▶ _Aim of the task_
Copy all lines of the listing that include the string "Казахстан".

** start Data in this exercise **

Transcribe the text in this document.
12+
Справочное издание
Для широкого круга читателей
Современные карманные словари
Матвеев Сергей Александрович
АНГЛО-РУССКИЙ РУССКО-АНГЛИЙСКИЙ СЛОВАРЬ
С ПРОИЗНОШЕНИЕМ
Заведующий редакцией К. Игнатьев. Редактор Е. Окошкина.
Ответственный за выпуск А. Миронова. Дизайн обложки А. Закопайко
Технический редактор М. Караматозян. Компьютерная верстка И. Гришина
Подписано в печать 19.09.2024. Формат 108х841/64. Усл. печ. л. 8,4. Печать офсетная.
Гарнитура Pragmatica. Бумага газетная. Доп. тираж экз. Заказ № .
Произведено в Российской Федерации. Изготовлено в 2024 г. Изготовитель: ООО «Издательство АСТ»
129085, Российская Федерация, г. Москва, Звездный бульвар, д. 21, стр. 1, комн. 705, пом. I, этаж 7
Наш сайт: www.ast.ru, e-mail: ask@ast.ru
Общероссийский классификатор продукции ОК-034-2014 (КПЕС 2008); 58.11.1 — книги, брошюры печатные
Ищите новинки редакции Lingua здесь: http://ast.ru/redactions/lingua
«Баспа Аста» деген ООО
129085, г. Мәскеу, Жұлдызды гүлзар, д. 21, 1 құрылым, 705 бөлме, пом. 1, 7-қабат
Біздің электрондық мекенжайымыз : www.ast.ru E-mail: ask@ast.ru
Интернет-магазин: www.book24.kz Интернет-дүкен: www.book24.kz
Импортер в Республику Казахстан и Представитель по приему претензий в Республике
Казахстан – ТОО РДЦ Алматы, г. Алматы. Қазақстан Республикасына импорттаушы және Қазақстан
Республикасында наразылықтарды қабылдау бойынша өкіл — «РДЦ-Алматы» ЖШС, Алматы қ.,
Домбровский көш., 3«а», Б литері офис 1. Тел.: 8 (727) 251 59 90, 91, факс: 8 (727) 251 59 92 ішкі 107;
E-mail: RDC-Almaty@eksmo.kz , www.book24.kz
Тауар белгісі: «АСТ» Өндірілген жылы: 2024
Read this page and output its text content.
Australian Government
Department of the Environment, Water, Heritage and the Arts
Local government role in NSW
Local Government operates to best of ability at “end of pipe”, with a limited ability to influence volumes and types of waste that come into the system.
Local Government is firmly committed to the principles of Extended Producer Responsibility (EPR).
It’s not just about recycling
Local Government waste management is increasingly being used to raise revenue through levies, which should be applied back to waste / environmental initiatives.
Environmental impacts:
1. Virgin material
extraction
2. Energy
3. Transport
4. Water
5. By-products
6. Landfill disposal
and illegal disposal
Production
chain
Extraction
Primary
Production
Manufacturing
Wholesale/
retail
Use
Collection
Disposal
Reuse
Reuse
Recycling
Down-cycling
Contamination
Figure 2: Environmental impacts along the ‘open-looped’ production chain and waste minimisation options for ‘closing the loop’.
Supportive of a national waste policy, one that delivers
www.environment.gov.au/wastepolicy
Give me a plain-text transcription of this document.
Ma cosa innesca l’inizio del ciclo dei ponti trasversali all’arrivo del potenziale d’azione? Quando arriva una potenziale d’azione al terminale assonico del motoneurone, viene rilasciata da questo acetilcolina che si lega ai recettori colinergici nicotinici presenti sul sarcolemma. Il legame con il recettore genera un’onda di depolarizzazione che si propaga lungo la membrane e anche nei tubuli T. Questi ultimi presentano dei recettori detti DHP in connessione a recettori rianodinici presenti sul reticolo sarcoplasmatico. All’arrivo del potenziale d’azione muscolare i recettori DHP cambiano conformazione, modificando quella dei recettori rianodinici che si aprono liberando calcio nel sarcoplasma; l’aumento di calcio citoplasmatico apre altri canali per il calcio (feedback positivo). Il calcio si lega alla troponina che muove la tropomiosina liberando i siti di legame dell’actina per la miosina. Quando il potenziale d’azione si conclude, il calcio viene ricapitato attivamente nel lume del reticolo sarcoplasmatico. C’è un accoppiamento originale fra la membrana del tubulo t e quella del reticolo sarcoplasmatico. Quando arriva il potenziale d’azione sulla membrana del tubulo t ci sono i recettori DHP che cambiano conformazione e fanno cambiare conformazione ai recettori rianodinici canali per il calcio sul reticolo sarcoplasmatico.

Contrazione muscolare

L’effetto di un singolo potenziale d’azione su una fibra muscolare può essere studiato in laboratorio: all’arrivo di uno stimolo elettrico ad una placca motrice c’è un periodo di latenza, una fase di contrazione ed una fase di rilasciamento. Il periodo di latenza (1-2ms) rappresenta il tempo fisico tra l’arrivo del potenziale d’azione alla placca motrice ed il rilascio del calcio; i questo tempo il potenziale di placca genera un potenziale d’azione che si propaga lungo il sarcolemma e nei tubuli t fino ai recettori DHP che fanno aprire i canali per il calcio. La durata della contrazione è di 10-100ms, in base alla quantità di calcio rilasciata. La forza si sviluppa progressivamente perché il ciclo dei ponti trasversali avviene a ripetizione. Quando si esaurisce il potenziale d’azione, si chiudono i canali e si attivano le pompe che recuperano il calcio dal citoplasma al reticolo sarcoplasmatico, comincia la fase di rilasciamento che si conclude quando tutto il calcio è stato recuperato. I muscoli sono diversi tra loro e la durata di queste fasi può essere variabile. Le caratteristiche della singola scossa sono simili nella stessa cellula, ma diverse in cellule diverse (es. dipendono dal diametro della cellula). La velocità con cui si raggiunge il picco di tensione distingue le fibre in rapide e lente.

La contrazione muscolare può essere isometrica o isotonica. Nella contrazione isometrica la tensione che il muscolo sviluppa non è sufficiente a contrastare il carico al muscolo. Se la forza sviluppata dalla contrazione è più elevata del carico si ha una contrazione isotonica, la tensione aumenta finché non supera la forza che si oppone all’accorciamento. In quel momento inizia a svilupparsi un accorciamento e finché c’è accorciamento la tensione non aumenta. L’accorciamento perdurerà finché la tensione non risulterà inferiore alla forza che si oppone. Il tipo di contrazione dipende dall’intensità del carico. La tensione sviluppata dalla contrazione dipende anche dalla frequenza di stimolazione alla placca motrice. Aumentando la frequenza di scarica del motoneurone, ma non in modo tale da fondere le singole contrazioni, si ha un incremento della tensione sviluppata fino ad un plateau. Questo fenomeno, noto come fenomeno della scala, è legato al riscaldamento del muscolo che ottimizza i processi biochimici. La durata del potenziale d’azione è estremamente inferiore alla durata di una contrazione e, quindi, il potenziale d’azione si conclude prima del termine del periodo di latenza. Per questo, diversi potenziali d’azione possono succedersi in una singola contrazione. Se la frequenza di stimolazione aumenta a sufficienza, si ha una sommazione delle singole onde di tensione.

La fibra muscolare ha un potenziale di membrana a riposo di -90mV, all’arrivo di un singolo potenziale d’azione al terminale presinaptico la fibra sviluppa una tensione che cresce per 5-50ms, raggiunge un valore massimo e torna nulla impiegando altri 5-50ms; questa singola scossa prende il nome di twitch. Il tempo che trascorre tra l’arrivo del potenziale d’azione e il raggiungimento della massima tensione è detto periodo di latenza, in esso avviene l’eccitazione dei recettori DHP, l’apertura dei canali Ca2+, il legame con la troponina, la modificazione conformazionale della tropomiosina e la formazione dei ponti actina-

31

** end Data in this exercise **

▶ _Exercise output_
Импортер в Республику Казахстан и Представитель по приему претензий в Республике
Казахстан – ТОО РДЦ Алматы, г. Алматы. Қазақстан Республикасына импорттаушы және Қазақстан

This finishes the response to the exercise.